YOUR GOAL: Search the listing below for the string "require" and show each line that contains it.

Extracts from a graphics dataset
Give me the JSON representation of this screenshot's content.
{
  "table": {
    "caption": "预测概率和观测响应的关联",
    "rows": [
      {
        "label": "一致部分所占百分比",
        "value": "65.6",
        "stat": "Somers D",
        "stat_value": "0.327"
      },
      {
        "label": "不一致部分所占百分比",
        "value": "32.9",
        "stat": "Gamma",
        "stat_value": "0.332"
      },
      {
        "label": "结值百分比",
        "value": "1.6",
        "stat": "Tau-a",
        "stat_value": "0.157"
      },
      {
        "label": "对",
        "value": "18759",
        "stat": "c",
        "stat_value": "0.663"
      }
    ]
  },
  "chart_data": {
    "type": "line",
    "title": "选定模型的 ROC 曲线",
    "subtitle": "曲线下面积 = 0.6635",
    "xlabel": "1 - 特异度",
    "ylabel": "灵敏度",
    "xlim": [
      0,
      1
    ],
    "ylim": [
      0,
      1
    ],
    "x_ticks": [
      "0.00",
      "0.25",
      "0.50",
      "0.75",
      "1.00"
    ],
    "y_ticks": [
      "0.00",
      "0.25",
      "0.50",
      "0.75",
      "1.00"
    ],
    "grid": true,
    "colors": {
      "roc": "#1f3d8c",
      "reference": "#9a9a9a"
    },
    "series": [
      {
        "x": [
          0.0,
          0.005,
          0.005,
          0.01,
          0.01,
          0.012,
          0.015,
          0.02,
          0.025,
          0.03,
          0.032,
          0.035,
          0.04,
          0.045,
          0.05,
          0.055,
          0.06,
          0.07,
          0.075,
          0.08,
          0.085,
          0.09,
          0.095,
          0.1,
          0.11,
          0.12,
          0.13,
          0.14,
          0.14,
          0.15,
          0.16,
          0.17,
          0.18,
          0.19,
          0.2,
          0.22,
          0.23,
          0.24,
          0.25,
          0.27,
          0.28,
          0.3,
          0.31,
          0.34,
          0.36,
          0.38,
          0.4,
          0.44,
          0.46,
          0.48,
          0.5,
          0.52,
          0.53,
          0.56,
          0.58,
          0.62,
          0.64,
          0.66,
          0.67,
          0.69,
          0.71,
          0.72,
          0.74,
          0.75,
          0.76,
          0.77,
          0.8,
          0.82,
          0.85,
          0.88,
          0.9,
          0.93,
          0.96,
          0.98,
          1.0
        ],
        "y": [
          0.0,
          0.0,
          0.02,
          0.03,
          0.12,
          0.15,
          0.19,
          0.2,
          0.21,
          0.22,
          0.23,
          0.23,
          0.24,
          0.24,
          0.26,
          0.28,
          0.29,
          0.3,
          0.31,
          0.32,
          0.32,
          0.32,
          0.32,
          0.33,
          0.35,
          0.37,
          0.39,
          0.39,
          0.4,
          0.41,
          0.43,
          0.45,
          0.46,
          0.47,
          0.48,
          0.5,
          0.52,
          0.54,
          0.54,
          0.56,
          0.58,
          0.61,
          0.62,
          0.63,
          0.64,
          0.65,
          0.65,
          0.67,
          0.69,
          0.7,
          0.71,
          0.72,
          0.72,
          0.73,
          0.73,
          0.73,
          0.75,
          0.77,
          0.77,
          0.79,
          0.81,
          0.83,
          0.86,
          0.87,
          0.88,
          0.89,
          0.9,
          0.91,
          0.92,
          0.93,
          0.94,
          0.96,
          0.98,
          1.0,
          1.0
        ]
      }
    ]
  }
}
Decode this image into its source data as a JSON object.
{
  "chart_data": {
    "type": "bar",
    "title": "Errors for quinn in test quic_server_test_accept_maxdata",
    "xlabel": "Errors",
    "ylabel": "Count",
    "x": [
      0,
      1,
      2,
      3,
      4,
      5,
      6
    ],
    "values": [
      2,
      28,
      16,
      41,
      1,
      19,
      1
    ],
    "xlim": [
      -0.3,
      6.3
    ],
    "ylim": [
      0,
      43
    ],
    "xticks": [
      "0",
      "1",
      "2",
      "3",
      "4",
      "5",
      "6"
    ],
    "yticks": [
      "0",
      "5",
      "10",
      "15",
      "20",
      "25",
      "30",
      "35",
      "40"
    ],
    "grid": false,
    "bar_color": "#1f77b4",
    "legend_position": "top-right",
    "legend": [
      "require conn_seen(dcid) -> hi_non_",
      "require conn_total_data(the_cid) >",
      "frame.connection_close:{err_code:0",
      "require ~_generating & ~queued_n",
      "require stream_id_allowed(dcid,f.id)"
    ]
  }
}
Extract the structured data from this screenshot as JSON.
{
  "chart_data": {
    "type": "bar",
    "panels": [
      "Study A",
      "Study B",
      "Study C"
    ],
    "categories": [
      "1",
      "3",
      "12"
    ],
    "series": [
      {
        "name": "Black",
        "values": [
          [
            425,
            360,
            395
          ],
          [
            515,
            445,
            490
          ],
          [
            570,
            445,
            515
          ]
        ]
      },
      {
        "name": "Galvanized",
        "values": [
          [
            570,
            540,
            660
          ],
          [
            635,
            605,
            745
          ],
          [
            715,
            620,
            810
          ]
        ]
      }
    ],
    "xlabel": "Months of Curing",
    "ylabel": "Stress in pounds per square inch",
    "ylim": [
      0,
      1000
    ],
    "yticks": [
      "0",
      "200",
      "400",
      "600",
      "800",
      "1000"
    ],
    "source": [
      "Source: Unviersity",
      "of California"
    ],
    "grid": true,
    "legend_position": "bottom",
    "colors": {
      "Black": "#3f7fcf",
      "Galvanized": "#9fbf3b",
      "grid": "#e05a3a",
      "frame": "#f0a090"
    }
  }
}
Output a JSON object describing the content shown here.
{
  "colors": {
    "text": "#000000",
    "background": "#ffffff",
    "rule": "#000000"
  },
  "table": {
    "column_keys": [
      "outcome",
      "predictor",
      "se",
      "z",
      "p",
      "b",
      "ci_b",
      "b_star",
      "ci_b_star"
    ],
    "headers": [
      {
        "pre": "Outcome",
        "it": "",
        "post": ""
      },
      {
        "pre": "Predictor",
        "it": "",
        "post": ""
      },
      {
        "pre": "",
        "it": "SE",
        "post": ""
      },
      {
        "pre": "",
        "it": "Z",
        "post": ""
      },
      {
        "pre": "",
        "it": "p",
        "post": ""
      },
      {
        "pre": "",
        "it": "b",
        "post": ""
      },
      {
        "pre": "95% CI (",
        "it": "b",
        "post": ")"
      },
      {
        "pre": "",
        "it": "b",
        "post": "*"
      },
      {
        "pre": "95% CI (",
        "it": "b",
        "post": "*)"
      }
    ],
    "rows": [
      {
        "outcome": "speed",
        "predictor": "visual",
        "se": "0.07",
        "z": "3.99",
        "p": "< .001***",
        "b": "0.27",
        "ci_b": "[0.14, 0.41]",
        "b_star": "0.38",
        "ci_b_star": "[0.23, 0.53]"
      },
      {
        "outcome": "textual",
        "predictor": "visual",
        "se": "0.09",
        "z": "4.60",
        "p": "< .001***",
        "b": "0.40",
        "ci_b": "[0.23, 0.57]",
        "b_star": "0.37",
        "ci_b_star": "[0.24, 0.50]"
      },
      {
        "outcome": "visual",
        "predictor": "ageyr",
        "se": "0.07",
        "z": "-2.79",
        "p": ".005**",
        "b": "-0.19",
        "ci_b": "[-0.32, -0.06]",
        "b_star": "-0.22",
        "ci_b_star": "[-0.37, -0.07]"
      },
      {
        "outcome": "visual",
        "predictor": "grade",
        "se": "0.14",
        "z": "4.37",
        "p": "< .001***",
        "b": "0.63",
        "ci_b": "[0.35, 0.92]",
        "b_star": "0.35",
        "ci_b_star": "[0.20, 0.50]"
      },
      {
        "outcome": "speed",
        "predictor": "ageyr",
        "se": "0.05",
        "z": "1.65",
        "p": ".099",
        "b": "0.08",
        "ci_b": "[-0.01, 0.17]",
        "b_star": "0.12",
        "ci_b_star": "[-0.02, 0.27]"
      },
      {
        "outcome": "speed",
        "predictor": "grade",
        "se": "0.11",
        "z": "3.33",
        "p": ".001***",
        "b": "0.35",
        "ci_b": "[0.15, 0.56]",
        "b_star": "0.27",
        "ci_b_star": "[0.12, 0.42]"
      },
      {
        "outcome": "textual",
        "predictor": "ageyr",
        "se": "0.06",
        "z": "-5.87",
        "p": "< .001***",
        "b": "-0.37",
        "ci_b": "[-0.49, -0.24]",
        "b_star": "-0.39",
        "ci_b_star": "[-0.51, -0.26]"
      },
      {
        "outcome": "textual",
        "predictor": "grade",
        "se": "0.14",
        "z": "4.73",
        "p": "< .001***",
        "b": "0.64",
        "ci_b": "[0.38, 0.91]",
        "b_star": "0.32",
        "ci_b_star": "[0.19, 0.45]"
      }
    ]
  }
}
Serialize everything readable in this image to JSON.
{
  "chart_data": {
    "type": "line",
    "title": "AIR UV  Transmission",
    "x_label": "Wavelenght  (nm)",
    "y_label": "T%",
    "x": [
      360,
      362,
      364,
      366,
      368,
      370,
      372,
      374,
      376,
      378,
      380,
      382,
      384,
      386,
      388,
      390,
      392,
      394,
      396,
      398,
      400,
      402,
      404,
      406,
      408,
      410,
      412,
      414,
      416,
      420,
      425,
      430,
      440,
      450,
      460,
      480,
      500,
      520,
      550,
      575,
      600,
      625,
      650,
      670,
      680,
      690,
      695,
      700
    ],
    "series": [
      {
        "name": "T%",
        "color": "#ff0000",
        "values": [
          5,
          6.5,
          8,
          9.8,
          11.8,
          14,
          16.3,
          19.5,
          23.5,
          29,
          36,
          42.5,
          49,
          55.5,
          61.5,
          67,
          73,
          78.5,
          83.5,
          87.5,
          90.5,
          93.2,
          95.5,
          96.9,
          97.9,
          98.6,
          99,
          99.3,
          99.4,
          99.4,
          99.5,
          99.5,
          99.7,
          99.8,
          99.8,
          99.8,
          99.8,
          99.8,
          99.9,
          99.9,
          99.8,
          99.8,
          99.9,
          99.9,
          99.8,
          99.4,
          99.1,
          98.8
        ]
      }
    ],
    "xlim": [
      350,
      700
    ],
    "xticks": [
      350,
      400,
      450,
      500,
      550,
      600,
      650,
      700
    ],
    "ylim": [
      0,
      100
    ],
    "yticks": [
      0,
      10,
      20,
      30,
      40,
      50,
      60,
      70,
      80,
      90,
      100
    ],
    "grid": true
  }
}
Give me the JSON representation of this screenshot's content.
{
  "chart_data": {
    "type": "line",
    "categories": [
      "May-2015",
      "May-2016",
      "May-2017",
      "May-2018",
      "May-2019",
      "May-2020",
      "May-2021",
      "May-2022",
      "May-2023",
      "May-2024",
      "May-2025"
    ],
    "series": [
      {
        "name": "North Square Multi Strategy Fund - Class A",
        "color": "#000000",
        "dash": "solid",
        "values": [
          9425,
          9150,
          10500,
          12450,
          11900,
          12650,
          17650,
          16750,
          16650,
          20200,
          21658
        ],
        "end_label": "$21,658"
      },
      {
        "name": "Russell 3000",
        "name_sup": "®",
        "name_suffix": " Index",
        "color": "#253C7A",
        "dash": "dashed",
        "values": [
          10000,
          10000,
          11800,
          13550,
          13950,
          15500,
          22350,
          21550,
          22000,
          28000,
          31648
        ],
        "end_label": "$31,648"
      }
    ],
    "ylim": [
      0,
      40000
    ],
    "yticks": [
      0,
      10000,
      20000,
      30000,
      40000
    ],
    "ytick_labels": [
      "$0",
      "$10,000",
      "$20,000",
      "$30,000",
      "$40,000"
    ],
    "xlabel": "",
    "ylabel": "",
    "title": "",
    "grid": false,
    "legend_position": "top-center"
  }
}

TASK SOLUTION:
      "require conn_seen(dcid) -> hi_non_",
      "require conn_total_data(the_cid) >",
      "require ~_generating & ~queued_n",
      "require stream_id_allowed(dcid,f.id)"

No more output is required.